*BRIEF 1*: Render the entries from the line containing "- pie-2011-petroleum-label: Petroleum: [269, 212, 354, 228]" through the line containing "- pie-2011-coal-value: 20%: [141, 283, 176, 299]" as a JSON list of strings, one string per line. Leave out any blank lines.

*TEXT SECTION*:
Since the moment of the crime,
many answers to this question have been offered. However, so much myth has
grown up around the Emperor Pic that it is, at times, difficult to separate
fact from fiction.
Born on November 27, 1879 in Capriglia, Avellino, Italy, by the turn of the 20th century Emilio
Picariello was an immigrant living in Toronto, Ontario operating a
confectionary store and raising with his young bride Marianino (Mariau) the first of what
would be seven children.
Prior to WWI, and perhaps lured by friends and the
promise of work in the coal mines of the Crowsnest Pass, the Picariello
family moved west, settling in Fernie, British Columbia where Emilio went to
work in Mr. G. Maraniro's Macaroni Factory. Known for his astute business
sense, Emilio soon expanded his
endeavours, employing women to roll cigars
and operating an ice cream and peanut wagon. He also began collecting
bottles, which earned him the first of many nicknames, "The Bottle King".
In
1918 Emilio bought the Alberta Hotel in Blairmore and Emilio became the sole agent for Sick's
Lethbridge Brewery. When total Prohibition came into effect in Alberta on April 1, 1918, he entered the bootlegging
business.
Although there are few factual records documenting Emilio’s career as a
whiskey-runner, he was reputed to have considerable wealth from the trade.
At the time of the shooting of Constable Lawson, Picariello owned six
touring cars, each large enough to be loaded with dozens of cases of illicit
liquor and powerful enough to travel at daring speeds.1 He employed a
full-time mechanic and had various drivers on the payroll. At
the time of
his arrest, the Lethbridge Daily Herald estimated his assets at $200,000.2
That Picariello profited is a point reinforced by recollections that he was generous with his fortunes,
easily sharing with the less fortunate in the community. He handed out
packages of food and entertained local children with movie shows. In fact, a
certain fondness and respect of the community for the man developed
alongside his bootlegging success, and when he made a bid for town council
in the early 1920s, he was elected.

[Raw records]
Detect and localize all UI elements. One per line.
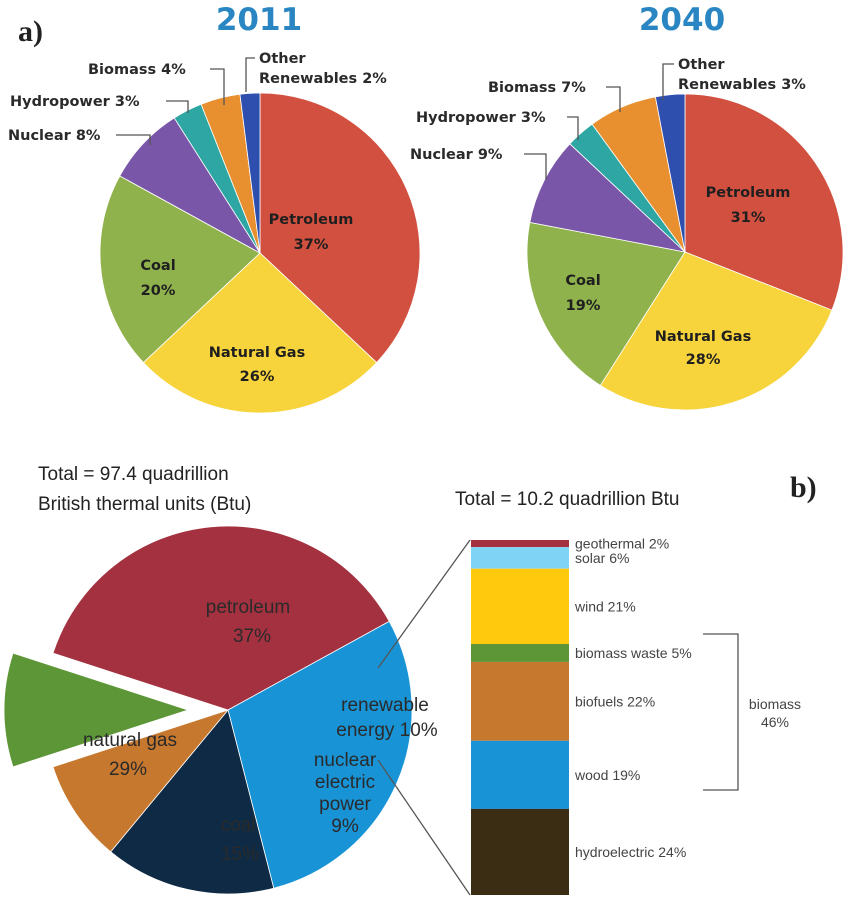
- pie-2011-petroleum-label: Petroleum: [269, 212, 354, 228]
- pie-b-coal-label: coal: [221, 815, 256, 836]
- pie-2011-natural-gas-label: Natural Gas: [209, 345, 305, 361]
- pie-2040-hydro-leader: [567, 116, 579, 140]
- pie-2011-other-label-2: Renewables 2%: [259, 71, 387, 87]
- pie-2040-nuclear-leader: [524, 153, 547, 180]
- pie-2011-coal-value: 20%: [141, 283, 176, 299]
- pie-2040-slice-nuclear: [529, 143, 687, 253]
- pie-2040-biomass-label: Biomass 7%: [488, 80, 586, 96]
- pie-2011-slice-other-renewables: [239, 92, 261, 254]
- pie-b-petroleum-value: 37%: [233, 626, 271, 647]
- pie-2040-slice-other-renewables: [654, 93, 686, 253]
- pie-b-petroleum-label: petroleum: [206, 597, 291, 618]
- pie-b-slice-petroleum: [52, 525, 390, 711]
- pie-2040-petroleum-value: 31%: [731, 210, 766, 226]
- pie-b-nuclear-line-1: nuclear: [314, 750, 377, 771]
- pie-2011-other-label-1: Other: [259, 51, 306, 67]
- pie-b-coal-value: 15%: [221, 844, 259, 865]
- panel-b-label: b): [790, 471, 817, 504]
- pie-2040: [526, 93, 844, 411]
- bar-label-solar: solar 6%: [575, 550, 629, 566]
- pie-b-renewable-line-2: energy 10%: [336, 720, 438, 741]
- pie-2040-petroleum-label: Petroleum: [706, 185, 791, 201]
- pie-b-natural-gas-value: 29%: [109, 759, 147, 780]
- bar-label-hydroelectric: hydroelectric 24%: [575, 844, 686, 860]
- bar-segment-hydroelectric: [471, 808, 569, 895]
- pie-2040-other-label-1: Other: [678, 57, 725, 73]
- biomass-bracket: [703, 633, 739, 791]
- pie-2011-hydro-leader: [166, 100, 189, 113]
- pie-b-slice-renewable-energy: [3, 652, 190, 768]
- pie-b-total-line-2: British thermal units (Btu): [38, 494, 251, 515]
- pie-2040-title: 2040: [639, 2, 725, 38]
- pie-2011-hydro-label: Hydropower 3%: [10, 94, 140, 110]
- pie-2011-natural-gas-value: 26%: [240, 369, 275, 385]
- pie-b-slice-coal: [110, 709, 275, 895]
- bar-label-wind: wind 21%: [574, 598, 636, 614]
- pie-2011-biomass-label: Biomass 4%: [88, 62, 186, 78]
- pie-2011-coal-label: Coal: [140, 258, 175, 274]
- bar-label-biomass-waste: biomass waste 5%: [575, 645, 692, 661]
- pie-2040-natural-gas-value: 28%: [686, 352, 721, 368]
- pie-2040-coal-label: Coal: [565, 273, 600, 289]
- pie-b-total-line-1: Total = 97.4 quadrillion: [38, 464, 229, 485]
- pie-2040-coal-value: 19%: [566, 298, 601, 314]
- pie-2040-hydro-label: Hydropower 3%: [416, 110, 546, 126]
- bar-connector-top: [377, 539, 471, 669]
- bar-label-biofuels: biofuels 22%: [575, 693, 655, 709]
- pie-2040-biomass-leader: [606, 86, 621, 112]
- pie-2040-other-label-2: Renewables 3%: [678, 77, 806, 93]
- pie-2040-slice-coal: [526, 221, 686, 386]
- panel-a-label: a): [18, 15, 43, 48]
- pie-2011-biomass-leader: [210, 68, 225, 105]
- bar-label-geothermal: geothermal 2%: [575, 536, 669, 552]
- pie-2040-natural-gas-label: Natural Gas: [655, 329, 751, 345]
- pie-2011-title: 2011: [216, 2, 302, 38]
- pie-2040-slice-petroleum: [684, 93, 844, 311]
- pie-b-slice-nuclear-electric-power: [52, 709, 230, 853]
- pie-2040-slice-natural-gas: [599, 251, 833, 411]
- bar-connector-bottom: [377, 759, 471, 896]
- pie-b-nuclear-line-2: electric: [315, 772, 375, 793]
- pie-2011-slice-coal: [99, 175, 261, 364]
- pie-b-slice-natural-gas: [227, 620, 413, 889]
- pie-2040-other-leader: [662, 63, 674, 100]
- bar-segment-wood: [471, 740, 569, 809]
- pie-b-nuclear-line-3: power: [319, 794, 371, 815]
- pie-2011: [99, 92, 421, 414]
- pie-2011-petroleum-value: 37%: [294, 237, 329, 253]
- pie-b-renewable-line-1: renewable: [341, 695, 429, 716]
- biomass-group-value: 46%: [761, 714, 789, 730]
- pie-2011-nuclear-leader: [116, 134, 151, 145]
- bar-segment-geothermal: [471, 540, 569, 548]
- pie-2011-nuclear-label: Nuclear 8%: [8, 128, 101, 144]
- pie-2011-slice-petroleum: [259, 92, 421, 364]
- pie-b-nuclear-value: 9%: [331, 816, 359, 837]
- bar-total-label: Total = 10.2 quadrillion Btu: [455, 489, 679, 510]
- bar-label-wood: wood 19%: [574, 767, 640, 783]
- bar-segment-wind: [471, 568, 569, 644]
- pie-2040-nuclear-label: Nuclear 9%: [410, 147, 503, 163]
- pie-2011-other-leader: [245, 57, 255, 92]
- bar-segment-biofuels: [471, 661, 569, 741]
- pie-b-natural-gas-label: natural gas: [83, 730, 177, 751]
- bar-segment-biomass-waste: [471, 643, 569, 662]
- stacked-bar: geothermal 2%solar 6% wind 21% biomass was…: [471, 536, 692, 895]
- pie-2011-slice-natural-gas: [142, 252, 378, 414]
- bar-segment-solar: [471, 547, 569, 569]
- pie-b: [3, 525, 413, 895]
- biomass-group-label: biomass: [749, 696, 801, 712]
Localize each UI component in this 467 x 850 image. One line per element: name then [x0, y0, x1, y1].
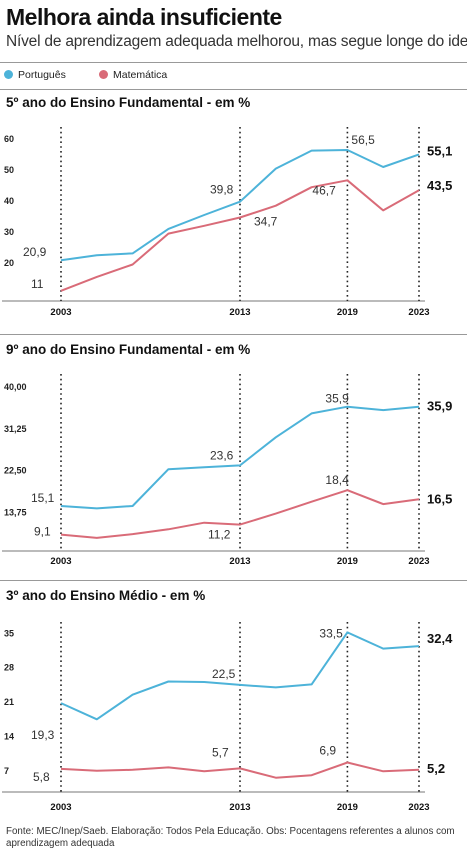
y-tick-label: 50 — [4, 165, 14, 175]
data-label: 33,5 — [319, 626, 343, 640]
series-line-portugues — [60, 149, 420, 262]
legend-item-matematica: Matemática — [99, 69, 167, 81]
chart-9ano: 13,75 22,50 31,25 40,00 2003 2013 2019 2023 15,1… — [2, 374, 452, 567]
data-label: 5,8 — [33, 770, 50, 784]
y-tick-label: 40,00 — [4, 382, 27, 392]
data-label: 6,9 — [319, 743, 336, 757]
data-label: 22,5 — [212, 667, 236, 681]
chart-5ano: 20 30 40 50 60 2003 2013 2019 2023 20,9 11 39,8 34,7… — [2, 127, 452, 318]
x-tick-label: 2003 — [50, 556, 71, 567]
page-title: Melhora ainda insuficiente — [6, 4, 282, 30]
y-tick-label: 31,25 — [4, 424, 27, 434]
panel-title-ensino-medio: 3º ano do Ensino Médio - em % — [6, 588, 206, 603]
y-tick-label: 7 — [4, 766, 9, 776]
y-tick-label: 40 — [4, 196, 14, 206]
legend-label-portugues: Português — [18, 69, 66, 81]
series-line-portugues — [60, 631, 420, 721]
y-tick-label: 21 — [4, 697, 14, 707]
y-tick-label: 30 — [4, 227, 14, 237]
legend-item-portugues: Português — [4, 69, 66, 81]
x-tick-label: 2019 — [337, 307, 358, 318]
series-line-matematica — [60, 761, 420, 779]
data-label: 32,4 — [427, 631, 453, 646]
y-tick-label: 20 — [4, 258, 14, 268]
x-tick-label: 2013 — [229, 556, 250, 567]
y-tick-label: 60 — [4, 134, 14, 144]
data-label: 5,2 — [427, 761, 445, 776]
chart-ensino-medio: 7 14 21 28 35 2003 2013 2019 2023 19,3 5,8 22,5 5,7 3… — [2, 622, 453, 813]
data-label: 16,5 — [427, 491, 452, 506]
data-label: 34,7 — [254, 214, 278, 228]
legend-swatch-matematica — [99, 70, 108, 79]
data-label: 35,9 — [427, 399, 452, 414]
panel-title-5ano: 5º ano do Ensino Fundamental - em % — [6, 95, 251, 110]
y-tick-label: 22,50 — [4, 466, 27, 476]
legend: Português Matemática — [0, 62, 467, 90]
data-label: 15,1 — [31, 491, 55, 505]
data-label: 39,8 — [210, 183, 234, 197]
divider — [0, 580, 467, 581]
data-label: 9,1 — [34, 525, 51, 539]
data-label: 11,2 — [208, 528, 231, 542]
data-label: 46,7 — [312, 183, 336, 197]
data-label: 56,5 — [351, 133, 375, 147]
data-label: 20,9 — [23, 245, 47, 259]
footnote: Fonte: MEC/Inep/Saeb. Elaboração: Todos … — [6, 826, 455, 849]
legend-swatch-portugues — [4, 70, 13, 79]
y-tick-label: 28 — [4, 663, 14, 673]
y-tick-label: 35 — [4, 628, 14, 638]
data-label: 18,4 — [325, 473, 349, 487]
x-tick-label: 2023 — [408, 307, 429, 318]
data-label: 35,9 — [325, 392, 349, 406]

*BRIEF 2*: Continue the text about Emilio Picariello from the point where it stops.

*EXPECTED OUTPUT 1*:
[
  "- pie-2011-petroleum-label: Petroleum: [269, 212, 354, 228]",
  "- pie-b-coal-label: coal: [221, 815, 256, 836]",
  "- pie-2011-natural-gas-label: Natural Gas: [209, 345, 305, 361]",
  "- pie-2040-hydro-leader: [567, 116, 579, 140]",
  "- pie-2011-other-label-2: Renewables 2%: [259, 71, 387, 87]",
  "- pie-2040-nuclear-leader: [524, 153, 547, 180]",
  "- pie-2011-coal-value: 20%: [141, 283, 176, 299]"
]

*EXPECTED OUTPUT 2*:
Prior to the fateful day in the autumn of 1922, Picariello had
experienced encounters with the law, although none were considered serious
and generally took the form of raids and seizures of his bootlegging stock.
With the shooting of Stephen Lawson, however, this changed. This time he would neither endure the accusations nor
survive the punishment.
During the trial, he was noted by the press as being distraught and
following the sentencing was apparently treated for depression. Like
Florence, following the guilty verdict he consulted with Father Fidelis
Chicoine, who took a statement from the condemned man three days before his
execution, which once again reiterated what the bootlegger had earlier
claimed— he had no intention of shooting Lawson and simply wanted the
constable to accompany him to retrieve his injured son, and that the fatal
shot was fired not from within the car, but from some distance away.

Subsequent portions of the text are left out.